(Saved data entries)
[Begin]
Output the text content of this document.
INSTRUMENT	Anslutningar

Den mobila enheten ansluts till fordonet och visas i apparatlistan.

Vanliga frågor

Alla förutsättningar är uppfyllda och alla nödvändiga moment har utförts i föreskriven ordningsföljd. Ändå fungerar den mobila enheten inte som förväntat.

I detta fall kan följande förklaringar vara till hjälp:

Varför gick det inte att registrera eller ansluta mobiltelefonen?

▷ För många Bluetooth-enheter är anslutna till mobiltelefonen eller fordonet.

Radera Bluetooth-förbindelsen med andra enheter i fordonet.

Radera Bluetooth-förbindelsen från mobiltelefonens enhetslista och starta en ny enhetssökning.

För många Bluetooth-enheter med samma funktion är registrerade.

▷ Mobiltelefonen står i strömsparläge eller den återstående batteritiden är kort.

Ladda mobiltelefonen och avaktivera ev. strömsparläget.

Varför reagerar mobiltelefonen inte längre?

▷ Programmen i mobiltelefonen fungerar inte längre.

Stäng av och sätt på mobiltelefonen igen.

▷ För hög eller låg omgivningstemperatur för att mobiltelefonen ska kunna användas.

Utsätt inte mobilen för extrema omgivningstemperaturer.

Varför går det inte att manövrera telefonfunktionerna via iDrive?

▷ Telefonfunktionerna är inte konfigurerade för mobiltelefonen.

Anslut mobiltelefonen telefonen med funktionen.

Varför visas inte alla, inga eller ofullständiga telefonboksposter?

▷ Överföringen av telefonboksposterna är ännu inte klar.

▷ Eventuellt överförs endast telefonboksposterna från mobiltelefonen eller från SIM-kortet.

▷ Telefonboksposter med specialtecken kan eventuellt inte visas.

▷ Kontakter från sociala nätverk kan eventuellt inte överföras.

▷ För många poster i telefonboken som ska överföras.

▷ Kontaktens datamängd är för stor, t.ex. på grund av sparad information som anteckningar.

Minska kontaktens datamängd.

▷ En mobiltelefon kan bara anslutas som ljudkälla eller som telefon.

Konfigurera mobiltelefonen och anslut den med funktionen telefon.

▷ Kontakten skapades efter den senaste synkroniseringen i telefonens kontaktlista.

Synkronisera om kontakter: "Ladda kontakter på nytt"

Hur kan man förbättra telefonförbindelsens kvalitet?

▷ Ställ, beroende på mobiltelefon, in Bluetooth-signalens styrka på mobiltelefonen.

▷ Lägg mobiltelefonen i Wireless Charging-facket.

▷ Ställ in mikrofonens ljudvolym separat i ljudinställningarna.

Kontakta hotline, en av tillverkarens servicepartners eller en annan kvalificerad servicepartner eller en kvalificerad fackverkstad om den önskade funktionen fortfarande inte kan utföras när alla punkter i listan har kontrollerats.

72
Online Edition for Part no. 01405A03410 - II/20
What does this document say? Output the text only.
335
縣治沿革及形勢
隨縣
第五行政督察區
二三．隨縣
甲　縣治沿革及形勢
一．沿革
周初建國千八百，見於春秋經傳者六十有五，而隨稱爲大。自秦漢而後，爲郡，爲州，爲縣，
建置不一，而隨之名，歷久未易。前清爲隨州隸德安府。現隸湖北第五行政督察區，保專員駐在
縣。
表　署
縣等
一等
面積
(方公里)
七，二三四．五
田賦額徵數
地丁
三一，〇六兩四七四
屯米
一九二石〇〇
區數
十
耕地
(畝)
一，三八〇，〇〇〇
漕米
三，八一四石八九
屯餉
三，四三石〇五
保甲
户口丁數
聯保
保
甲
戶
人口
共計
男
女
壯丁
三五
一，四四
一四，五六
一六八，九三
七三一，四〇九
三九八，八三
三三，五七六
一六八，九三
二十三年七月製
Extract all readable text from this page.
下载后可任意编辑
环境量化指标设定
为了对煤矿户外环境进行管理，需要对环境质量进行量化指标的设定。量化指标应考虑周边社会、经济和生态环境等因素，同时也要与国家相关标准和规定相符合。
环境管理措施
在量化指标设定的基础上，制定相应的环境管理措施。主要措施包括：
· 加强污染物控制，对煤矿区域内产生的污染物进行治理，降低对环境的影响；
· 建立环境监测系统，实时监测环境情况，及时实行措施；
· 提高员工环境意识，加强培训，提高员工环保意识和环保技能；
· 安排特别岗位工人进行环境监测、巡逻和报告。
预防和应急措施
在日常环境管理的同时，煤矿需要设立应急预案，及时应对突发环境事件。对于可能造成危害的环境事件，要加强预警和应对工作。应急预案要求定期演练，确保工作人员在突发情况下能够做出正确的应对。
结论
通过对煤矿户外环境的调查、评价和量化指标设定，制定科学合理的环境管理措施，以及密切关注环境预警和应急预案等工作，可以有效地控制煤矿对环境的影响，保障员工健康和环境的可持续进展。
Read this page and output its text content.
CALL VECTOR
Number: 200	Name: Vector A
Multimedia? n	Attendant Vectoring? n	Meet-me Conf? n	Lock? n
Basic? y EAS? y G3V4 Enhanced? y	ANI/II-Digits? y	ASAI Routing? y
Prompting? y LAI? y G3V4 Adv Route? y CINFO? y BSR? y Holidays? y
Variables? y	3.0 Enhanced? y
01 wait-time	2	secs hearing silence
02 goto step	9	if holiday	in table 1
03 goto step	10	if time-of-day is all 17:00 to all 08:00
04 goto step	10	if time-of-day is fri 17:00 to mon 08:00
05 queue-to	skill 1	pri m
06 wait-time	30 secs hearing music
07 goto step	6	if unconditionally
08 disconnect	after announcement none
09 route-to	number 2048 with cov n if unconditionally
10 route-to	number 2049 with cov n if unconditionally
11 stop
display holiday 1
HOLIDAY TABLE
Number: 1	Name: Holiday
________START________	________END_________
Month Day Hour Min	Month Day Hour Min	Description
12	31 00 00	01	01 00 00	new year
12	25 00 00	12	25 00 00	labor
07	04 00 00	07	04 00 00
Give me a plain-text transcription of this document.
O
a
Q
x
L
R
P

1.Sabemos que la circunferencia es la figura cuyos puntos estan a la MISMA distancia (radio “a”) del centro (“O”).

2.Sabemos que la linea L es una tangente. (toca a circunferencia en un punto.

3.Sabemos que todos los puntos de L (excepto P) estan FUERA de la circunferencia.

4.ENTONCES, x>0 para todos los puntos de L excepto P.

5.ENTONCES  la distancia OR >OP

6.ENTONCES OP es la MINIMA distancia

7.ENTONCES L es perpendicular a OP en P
[End]
# DO THIS
Transcribe the data above in full, exactly.

# EXERCISE RESPONSE
Output the text content of this document.
INSTRUMENT	Anslutningar

Den mobila enheten ansluts till fordonet och visas i apparatlistan.

Vanliga frågor

Alla förutsättningar är uppfyllda och alla nödvändiga moment har utförts i föreskriven ordningsföljd. Ändå fungerar den mobila enheten inte som förväntat.

I detta fall kan följande förklaringar vara till hjälp:

Varför gick det inte att registrera eller ansluta mobiltelefonen?

▷ För många Bluetooth-enheter är anslutna till mobiltelefonen eller fordonet.

Radera Bluetooth-förbindelsen med andra enheter i fordonet.

Radera Bluetooth-förbindelsen från mobiltelefonens enhetslista och starta en ny enhetssökning.

För många Bluetooth-enheter med samma funktion är registrerade.

▷ Mobiltelefonen står i strömsparläge eller den återstående batteritiden är kort.

Ladda mobiltelefonen och avaktivera ev. strömsparläget.

Varför reagerar mobiltelefonen inte längre?

▷ Programmen i mobiltelefonen fungerar inte längre.

Stäng av och sätt på mobiltelefonen igen.

▷ För hög eller låg omgivningstemperatur för att mobiltelefonen ska kunna användas.

Utsätt inte mobilen för extrema omgivningstemperaturer.

Varför går det inte att manövrera telefonfunktionerna via iDrive?

▷ Telefonfunktionerna är inte konfigurerade för mobiltelefonen.

Anslut mobiltelefonen telefonen med funktionen.

Varför visas inte alla, inga eller ofullständiga telefonboksposter?

▷ Överföringen av telefonboksposterna är ännu inte klar.

▷ Eventuellt överförs endast telefonboksposterna från mobiltelefonen eller från SIM-kortet.

▷ Telefonboksposter med specialtecken kan eventuellt inte visas.

▷ Kontakter från sociala nätverk kan eventuellt inte överföras.

▷ För många poster i telefonboken som ska överföras.

▷ Kontaktens datamängd är för stor, t.ex. på grund av sparad information som anteckningar.

Minska kontaktens datamängd.

▷ En mobiltelefon kan bara anslutas som ljudkälla eller som telefon.

Konfigurera mobiltelefonen och anslut den med funktionen telefon.

▷ Kontakten skapades efter den senaste synkroniseringen i telefonens kontaktlista.

Synkronisera om kontakter: "Ladda kontakter på nytt"

Hur kan man förbättra telefonförbindelsens kvalitet?

▷ Ställ, beroende på mobiltelefon, in Bluetooth-signalens styrka på mobiltelefonen.

▷ Lägg mobiltelefonen i Wireless Charging-facket.

▷ Ställ in mikrofonens ljudvolym separat i ljudinställningarna.

Kontakta hotline, en av tillverkarens servicepartners eller en annan kvalificerad servicepartner eller en kvalificerad fackverkstad om den önskade funktionen fortfarande inte kan utföras när alla punkter i listan har kontrollerats.

72
Online Edition for Part no. 01405A03410 - II/20
What does this document say? Output the text only.
335
縣治沿革及形勢
隨縣
第五行政督察區
二三．隨縣
甲　縣治沿革及形勢
一．沿革
周初建國千八百，見於春秋經傳者六十有五，而隨稱爲大。自秦漢而後，爲郡，爲州，爲縣，
建置不一，而隨之名，歷久未易。前清爲隨州隸德安府。現隸湖北第五行政督察區，保專員駐在
縣。
表　署
縣等
一等
面積
(方公里)
七，二三四．五
田賦額徵數
地丁
三一，〇六兩四七四
屯米
一九二石〇〇
區數
十
耕地
(畝)
一，三八〇，〇〇〇
漕米
三，八一四石八九
屯餉
三，四三石〇五
保甲
户口丁數
聯保
保
甲
戶
人口
共計
男
女
壯丁
三五
一，四四
一四，五六
一六八，九三
七三一，四〇九
三九八，八三
三三，五七六
一六八，九三
二十三年七月製
Extract all readable text from this page.
下载后可任意编辑
环境量化指标设定
为了对煤矿户外环境进行管理，需要对环境质量进行量化指标的设定。量化指标应考虑周边社会、经济和生态环境等因素，同时也要与国家相关标准和规定相符合。
环境管理措施
在量化指标设定的基础上，制定相应的环境管理措施。主要措施包括：
· 加强污染物控制，对煤矿区域内产生的污染物进行治理，降低对环境的影响；
· 建立环境监测系统，实时监测环境情况，及时实行措施；
· 提高员工环境意识，加强培训，提高员工环保意识和环保技能；
· 安排特别岗位工人进行环境监测、巡逻和报告。
预防和应急措施
在日常环境管理的同时，煤矿需要设立应急预案，及时应对突发环境事件。对于可能造成危害的环境事件，要加强预警和应对工作。应急预案要求定期演练，确保工作人员在突发情况下能够做出正确的应对。
结论
通过对煤矿户外环境的调查、评价和量化指标设定，制定科学合理的环境管理措施，以及密切关注环境预警和应急预案等工作，可以有效地控制煤矿对环境的影响，保障员工健康和环境的可持续进展。
Read this page and output its text content.
CALL VECTOR
Number: 200	Name: Vector A
Multimedia? n	Attendant Vectoring? n	Meet-me Conf? n	Lock? n
Basic? y EAS? y G3V4 Enhanced? y	ANI/II-Digits? y	ASAI Routing? y
Prompting? y LAI? y G3V4 Adv Route? y CINFO? y BSR? y Holidays? y
Variables? y	3.0 Enhanced? y
01 wait-time	2	secs hearing silence
02 goto step	9	if holiday	in table 1
03 goto step	10	if time-of-day is all 17:00 to all 08:00
04 goto step	10	if time-of-day is fri 17:00 to mon 08:00
05 queue-to	skill 1	pri m
06 wait-time	30 secs hearing music
07 goto step	6	if unconditionally
08 disconnect	after announcement none
09 route-to	number 2048 with cov n if unconditionally
10 route-to	number 2049 with cov n if unconditionally
11 stop
display holiday 1
HOLIDAY TABLE
Number: 1	Name: Holiday
________START________	________END_________
Month Day Hour Min	Month Day Hour Min	Description
12	31 00 00	01	01 00 00	new year
12	25 00 00	12	25 00 00	labor
07	04 00 00	07	04 00 00
Give me a plain-text transcription of this document.
O
a
Q
x
L
R
P

1.Sabemos que la circunferencia es la figura cuyos puntos estan a la MISMA distancia (radio “a”) del centro (“O”).

2.Sabemos que la linea L es una tangente. (toca a circunferencia en un punto.

3.Sabemos que todos los puntos de L (excepto P) estan FUERA de la circunferencia.

4.ENTONCES, x>0 para todos los puntos de L excepto P.

5.ENTONCES  la distancia OR >OP

6.ENTONCES OP es la MINIMA distancia

7.ENTONCES L es perpendicular a OP en P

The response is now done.